In the records below, find each line with the word "prevé" and copy it.
━━━━━ Entries supplied
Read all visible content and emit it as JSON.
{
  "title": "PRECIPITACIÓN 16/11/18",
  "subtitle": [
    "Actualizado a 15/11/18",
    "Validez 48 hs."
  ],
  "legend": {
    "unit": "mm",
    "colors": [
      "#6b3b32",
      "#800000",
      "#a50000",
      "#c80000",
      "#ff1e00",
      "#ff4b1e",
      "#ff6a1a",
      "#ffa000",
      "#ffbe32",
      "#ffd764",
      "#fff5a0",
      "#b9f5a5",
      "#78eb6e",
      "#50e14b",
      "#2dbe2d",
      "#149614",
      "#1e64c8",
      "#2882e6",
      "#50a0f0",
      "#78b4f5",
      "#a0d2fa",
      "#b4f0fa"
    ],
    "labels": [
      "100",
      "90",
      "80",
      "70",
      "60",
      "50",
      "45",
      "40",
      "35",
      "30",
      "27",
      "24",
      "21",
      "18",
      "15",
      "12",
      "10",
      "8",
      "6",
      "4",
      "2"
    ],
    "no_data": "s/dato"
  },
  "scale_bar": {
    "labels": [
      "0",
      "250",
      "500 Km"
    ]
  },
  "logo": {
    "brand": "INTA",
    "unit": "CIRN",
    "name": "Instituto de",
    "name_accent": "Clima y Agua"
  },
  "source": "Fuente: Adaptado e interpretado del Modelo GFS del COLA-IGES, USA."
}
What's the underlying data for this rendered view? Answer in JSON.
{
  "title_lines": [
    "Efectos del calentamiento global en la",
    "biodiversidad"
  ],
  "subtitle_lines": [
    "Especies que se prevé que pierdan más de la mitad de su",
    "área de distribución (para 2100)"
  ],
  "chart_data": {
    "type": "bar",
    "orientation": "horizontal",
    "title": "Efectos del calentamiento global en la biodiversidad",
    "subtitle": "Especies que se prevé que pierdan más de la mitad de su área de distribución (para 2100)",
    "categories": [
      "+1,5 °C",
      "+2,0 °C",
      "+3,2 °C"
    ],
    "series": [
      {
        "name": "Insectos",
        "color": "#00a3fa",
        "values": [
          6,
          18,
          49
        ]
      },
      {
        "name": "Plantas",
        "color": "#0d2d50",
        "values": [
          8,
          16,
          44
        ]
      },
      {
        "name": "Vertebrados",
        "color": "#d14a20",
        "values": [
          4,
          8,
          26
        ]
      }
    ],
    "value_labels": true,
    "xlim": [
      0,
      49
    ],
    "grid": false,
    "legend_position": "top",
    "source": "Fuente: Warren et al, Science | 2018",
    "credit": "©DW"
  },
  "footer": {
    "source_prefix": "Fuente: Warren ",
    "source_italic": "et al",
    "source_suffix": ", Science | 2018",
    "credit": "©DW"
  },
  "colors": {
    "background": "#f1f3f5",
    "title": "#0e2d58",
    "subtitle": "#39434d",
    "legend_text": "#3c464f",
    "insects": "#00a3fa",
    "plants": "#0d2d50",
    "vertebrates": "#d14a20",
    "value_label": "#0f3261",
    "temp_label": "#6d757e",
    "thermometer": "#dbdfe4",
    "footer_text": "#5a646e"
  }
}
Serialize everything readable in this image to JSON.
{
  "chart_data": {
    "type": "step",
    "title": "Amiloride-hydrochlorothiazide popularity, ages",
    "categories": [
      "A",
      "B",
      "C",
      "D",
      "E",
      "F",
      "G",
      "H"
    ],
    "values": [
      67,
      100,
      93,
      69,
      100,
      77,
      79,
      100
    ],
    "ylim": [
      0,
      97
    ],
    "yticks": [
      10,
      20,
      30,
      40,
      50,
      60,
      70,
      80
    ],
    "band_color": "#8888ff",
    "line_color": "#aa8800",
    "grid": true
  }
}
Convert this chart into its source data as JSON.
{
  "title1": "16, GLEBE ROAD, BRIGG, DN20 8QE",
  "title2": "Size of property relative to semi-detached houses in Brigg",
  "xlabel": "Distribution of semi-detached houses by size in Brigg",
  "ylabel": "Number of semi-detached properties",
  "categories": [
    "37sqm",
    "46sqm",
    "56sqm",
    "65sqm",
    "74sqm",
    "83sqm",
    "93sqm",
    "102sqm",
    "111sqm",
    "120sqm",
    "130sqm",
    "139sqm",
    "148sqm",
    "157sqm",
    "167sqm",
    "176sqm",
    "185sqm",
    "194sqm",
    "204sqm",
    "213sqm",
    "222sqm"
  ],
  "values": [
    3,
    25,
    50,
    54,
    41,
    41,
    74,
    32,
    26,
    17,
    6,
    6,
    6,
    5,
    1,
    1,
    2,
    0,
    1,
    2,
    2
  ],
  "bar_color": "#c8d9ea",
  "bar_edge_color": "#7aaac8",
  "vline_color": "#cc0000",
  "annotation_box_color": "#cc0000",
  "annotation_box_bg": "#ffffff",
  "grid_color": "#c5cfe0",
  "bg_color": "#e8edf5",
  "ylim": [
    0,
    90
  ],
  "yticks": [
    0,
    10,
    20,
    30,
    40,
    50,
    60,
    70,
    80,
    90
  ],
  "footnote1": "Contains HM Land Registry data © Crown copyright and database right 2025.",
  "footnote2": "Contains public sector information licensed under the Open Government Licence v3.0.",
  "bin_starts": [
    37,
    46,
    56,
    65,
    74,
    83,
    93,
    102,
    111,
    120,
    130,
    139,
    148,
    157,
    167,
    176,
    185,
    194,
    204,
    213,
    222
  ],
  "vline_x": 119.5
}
━━━━━━━━━━
■ **Problem solution**:
    "Especies que se prevé que pierdan más de la mitad de su",
    "subtitle": "Especies que se prevé que pierdan más de la mitad de su área de distribución (para 2100)",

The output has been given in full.